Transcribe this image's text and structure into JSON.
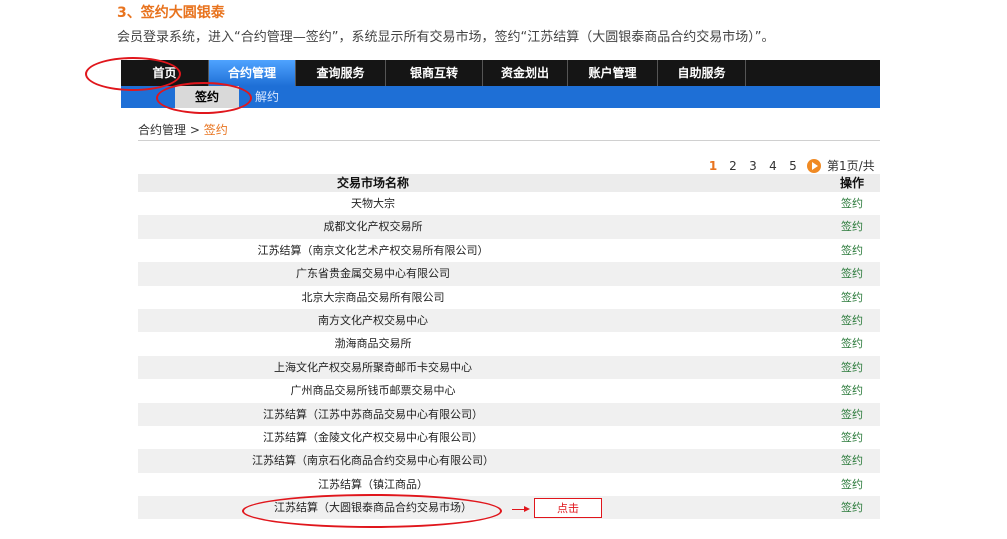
{
  "guide": {
    "step_title": "3、签约大圆银泰",
    "step_desc": "会员登录系统，进入“合约管理—签约”，系统显示所有交易市场，签约“江苏结算（大圆银泰商品合约交易市场）”。",
    "click_label": "点击"
  },
  "nav": {
    "items": [
      "首页",
      "合约管理",
      "查询服务",
      "银商互转",
      "资金划出",
      "账户管理",
      "自助服务"
    ],
    "active_index": 1
  },
  "subnav": {
    "active": "签约",
    "other": "解约"
  },
  "breadcrumb": {
    "parent": "合约管理",
    "separator": ">",
    "current": "签约"
  },
  "pager": {
    "pages": [
      "1",
      "2",
      "3",
      "4",
      "5"
    ],
    "current": "1",
    "info": "第1页/共"
  },
  "table": {
    "headers": {
      "name": "交易市场名称",
      "op": "操作"
    },
    "action_label": "签约",
    "rows": [
      "天物大宗",
      "成都文化产权交易所",
      "江苏结算（南京文化艺术产权交易所有限公司）",
      "广东省贵金属交易中心有限公司",
      "北京大宗商品交易所有限公司",
      "南方文化产权交易中心",
      "渤海商品交易所",
      "上海文化产权交易所聚奇邮币卡交易中心",
      "广州商品交易所钱币邮票交易中心",
      "江苏结算（江苏中苏商品交易中心有限公司）",
      "江苏结算（金陵文化产权交易中心有限公司）",
      "江苏结算（南京石化商品合约交易中心有限公司）",
      "江苏结算（镇江商品）",
      "江苏结算（大圆银泰商品合约交易市场）"
    ]
  },
  "colors": {
    "accent": "#e8731e",
    "nav_active": "#1e6fd6",
    "highlight": "#e0161c",
    "link": "#2a7a3a"
  }
}
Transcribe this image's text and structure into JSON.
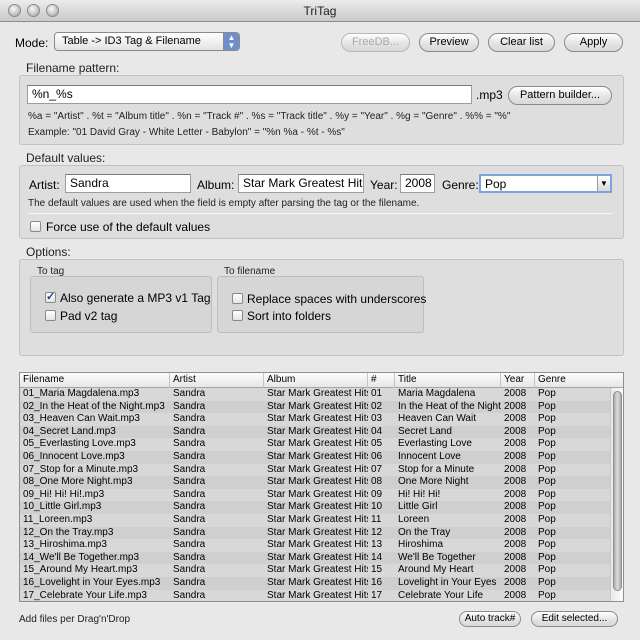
{
  "window": {
    "title": "TriTag"
  },
  "toolbar": {
    "mode_label": "Mode:",
    "mode_value": "Table -> ID3 Tag & Filename",
    "freedb": "FreeDB...",
    "preview": "Preview",
    "clear_list": "Clear list",
    "apply": "Apply"
  },
  "filename_pattern": {
    "section": "Filename pattern:",
    "value": "%n_%s",
    "ext": ".mp3",
    "builder_button": "Pattern builder...",
    "help": "%a = \"Artist\" . %t = \"Album title\" . %n = \"Track #\" . %s = \"Track title\" . %y = \"Year\" . %g = \"Genre\" . %% = \"%\"",
    "example": "Example: \"01 David Gray - White Letter - Babylon\" = \"%n %a - %t - %s\""
  },
  "defaults": {
    "section": "Default values:",
    "artist_label": "Artist:",
    "artist": "Sandra",
    "album_label": "Album:",
    "album": "Star Mark Greatest Hits",
    "year_label": "Year:",
    "year": "2008",
    "genre_label": "Genre:",
    "genre": "Pop",
    "note": "The default values are used when the field is empty after parsing the tag or the filename.",
    "force_label": "Force use of the default values"
  },
  "options": {
    "section": "Options:",
    "to_tag": "To tag",
    "v1_label": "Also generate a MP3 v1 Tag",
    "v1_checked": true,
    "pad_label": "Pad v2 tag",
    "pad_checked": false,
    "to_filename": "To filename",
    "underscores_label": "Replace spaces with underscores",
    "underscores_checked": false,
    "folders_label": "Sort into folders",
    "folders_checked": false
  },
  "table": {
    "columns": [
      "Filename",
      "Artist",
      "Album",
      "#",
      "Title",
      "Year",
      "Genre"
    ],
    "rows": [
      [
        "01_Maria Magdalena.mp3",
        "Sandra",
        "Star Mark Greatest Hits",
        "01",
        "Maria Magdalena",
        "2008",
        "Pop"
      ],
      [
        "02_In the Heat of the Night.mp3",
        "Sandra",
        "Star Mark Greatest Hits",
        "02",
        "In the Heat of the Night",
        "2008",
        "Pop"
      ],
      [
        "03_Heaven Can Wait.mp3",
        "Sandra",
        "Star Mark Greatest Hits",
        "03",
        "Heaven Can Wait",
        "2008",
        "Pop"
      ],
      [
        "04_Secret Land.mp3",
        "Sandra",
        "Star Mark Greatest Hits",
        "04",
        "Secret Land",
        "2008",
        "Pop"
      ],
      [
        "05_Everlasting Love.mp3",
        "Sandra",
        "Star Mark Greatest Hits",
        "05",
        "Everlasting Love",
        "2008",
        "Pop"
      ],
      [
        "06_Innocent Love.mp3",
        "Sandra",
        "Star Mark Greatest Hits",
        "06",
        "Innocent Love",
        "2008",
        "Pop"
      ],
      [
        "07_Stop for a Minute.mp3",
        "Sandra",
        "Star Mark Greatest Hits",
        "07",
        "Stop for a Minute",
        "2008",
        "Pop"
      ],
      [
        "08_One More Night.mp3",
        "Sandra",
        "Star Mark Greatest Hits",
        "08",
        "One More Night",
        "2008",
        "Pop"
      ],
      [
        "09_Hi! Hi! Hi!.mp3",
        "Sandra",
        "Star Mark Greatest Hits",
        "09",
        "Hi! Hi! Hi!",
        "2008",
        "Pop"
      ],
      [
        "10_Little Girl.mp3",
        "Sandra",
        "Star Mark Greatest Hits",
        "10",
        "Little Girl",
        "2008",
        "Pop"
      ],
      [
        "11_Loreen.mp3",
        "Sandra",
        "Star Mark Greatest Hits",
        "11",
        "Loreen",
        "2008",
        "Pop"
      ],
      [
        "12_On the Tray.mp3",
        "Sandra",
        "Star Mark Greatest Hits",
        "12",
        "On the Tray",
        "2008",
        "Pop"
      ],
      [
        "13_Hiroshima.mp3",
        "Sandra",
        "Star Mark Greatest Hits",
        "13",
        "Hiroshima",
        "2008",
        "Pop"
      ],
      [
        "14_We'll Be Together.mp3",
        "Sandra",
        "Star Mark Greatest Hits",
        "14",
        "We'll Be Together",
        "2008",
        "Pop"
      ],
      [
        "15_Around My Heart.mp3",
        "Sandra",
        "Star Mark Greatest Hits",
        "15",
        "Around My Heart",
        "2008",
        "Pop"
      ],
      [
        "16_Lovelight in Your Eyes.mp3",
        "Sandra",
        "Star Mark Greatest Hits",
        "16",
        "Lovelight in Your Eyes",
        "2008",
        "Pop"
      ],
      [
        "17_Celebrate Your Life.mp3",
        "Sandra",
        "Star Mark Greatest Hits",
        "17",
        "Celebrate Your Life",
        "2008",
        "Pop"
      ]
    ]
  },
  "footer": {
    "hint": "Add files per Drag'n'Drop",
    "auto_track": "Auto track#",
    "edit_selected": "Edit selected..."
  }
}
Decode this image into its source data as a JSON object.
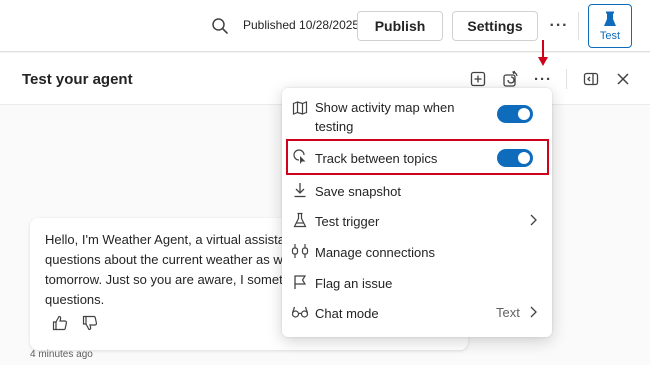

§ §

Exercise:
Quote each record exactly as it stands, minus the pictures.

Full response:
Transcribe this image's text and structure into JSON.
{
  "guide": {
    "step_title": "3、签约大圆银泰",
    "step_desc": "会员登录系统，进入“合约管理—签约”，系统显示所有交易市场，签约“江苏结算（大圆银泰商品合约交易市场）”。",
    "click_label": "点击"
  },
  "nav": {
    "items": [
      "首页",
      "合约管理",
      "查询服务",
      "银商互转",
      "资金划出",
      "账户管理",
      "自助服务"
    ],
    "active_index": 1
  },
  "subnav": {
    "active": "签约",
    "other": "解约"
  },
  "breadcrumb": {
    "parent": "合约管理",
    "separator": ">",
    "current": "签约"
  },
  "pager": {
    "pages": [
      "1",
      "2",
      "3",
      "4",
      "5"
    ],
    "current": "1",
    "info": "第1页/共"
  },
  "table": {
    "headers": {
      "name": "交易市场名称",
      "op": "操作"
    },
    "action_label": "签约",
    "rows": [
      "天物大宗",
      "成都文化产权交易所",
      "江苏结算（南京文化艺术产权交易所有限公司）",
      "广东省贵金属交易中心有限公司",
      "北京大宗商品交易所有限公司",
      "南方文化产权交易中心",
      "渤海商品交易所",
      "上海文化产权交易所聚奇邮币卡交易中心",
      "广州商品交易所钱币邮票交易中心",
      "江苏结算（江苏中苏商品交易中心有限公司）",
      "江苏结算（金陵文化产权交易中心有限公司）",
      "江苏结算（南京石化商品合约交易中心有限公司）",
      "江苏结算（镇江商品）",
      "江苏结算（大圆银泰商品合约交易市场）"
    ]
  },
  "colors": {
    "accent": "#e8731e",
    "nav_active": "#1e6fd6",
    "highlight": "#e0161c",
    "link": "#2a7a3a"
  }
}
Transcribe this image's text and structure into JSON.
{
  "window": {
    "title": "TriTag"
  },
  "toolbar": {
    "mode_label": "Mode:",
    "mode_value": "Table -> ID3 Tag & Filename",
    "freedb": "FreeDB...",
    "preview": "Preview",
    "clear_list": "Clear list",
    "apply": "Apply"
  },
  "filename_pattern": {
    "section": "Filename pattern:",
    "value": "%n_%s",
    "ext": ".mp3",
    "builder_button": "Pattern builder...",
    "help": "%a = \"Artist\" . %t = \"Album title\" . %n = \"Track #\" . %s = \"Track title\" . %y = \"Year\" . %g = \"Genre\" . %% = \"%\"",
    "example": "Example: \"01 David Gray - White Letter - Babylon\" = \"%n %a - %t - %s\""
  },
  "defaults": {
    "section": "Default values:",
    "artist_label": "Artist:",
    "artist": "Sandra",
    "album_label": "Album:",
    "album": "Star Mark Greatest Hits",
    "year_label": "Year:",
    "year": "2008",
    "genre_label": "Genre:",
    "genre": "Pop",
    "note": "The default values are used when the field is empty after parsing the tag or the filename.",
    "force_label": "Force use of the default values"
  },
  "options": {
    "section": "Options:",
    "to_tag": "To tag",
    "v1_label": "Also generate a MP3 v1 Tag",
    "v1_checked": true,
    "pad_label": "Pad v2 tag",
    "pad_checked": false,
    "to_filename": "To filename",
    "underscores_label": "Replace spaces with underscores",
    "underscores_checked": false,
    "folders_label": "Sort into folders",
    "folders_checked": false
  },
  "table": {
    "columns": [
      "Filename",
      "Artist",
      "Album",
      "#",
      "Title",
      "Year",
      "Genre"
    ],
    "rows": [
      [
        "01_Maria Magdalena.mp3",
        "Sandra",
        "Star Mark Greatest Hits",
        "01",
        "Maria Magdalena",
        "2008",
        "Pop"
      ],
      [
        "02_In the Heat of the Night.mp3",
        "Sandra",
        "Star Mark Greatest Hits",
        "02",
        "In the Heat of the Night",
        "2008",
        "Pop"
      ],
      [
        "03_Heaven Can Wait.mp3",
        "Sandra",
        "Star Mark Greatest Hits",
        "03",
        "Heaven Can Wait",
        "2008",
        "Pop"
      ],
      [
        "04_Secret Land.mp3",
        "Sandra",
        "Star Mark Greatest Hits",
        "04",
        "Secret Land",
        "2008",
        "Pop"
      ],
      [
        "05_Everlasting Love.mp3",
        "Sandra",
        "Star Mark Greatest Hits",
        "05",
        "Everlasting Love",
        "2008",
        "Pop"
      ],
      [
        "06_Innocent Love.mp3",
        "Sandra",
        "Star Mark Greatest Hits",
        "06",
        "Innocent Love",
        "2008",
        "Pop"
      ],
      [
        "07_Stop for a Minute.mp3",
        "Sandra",
        "Star Mark Greatest Hits",
        "07",
        "Stop for a Minute",
        "2008",
        "Pop"
      ],
      [
        "08_One More Night.mp3",
        "Sandra",
        "Star Mark Greatest Hits",
        "08",
        "One More Night",
        "2008",
        "Pop"
      ],
      [
        "09_Hi! Hi! Hi!.mp3",
        "Sandra",
        "Star Mark Greatest Hits",
        "09",
        "Hi! Hi! Hi!",
        "2008",
        "Pop"
      ],
      [
        "10_Little Girl.mp3",
        "Sandra",
        "Star Mark Greatest Hits",
        "10",
        "Little Girl",
        "2008",
        "Pop"
      ],
      [
        "11_Loreen.mp3",
        "Sandra",
        "Star Mark Greatest Hits",
        "11",
        "Loreen",
        "2008",
        "Pop"
      ],
      [
        "12_On the Tray.mp3",
        "Sandra",
        "Star Mark Greatest Hits",
        "12",
        "On the Tray",
        "2008",
        "Pop"
      ],
      [
        "13_Hiroshima.mp3",
        "Sandra",
        "Star Mark Greatest Hits",
        "13",
        "Hiroshima",
        "2008",
        "Pop"
      ],
      [
        "14_We'll Be Together.mp3",
        "Sandra",
        "Star Mark Greatest Hits",
        "14",
        "We'll Be Together",
        "2008",
        "Pop"
      ],
      [
        "15_Around My Heart.mp3",
        "Sandra",
        "Star Mark Greatest Hits",
        "15",
        "Around My Heart",
        "2008",
        "Pop"
      ],
      [
        "16_Lovelight in Your Eyes.mp3",
        "Sandra",
        "Star Mark Greatest Hits",
        "16",
        "Lovelight in Your Eyes",
        "2008",
        "Pop"
      ],
      [
        "17_Celebrate Your Life.mp3",
        "Sandra",
        "Star Mark Greatest Hits",
        "17",
        "Celebrate Your Life",
        "2008",
        "Pop"
      ]
    ]
  },
  "footer": {
    "hint": "Add files per Drag'n'Drop",
    "auto_track": "Auto track#",
    "edit_selected": "Edit selected..."
  }
}
Decode this image into its source data as a JSON object.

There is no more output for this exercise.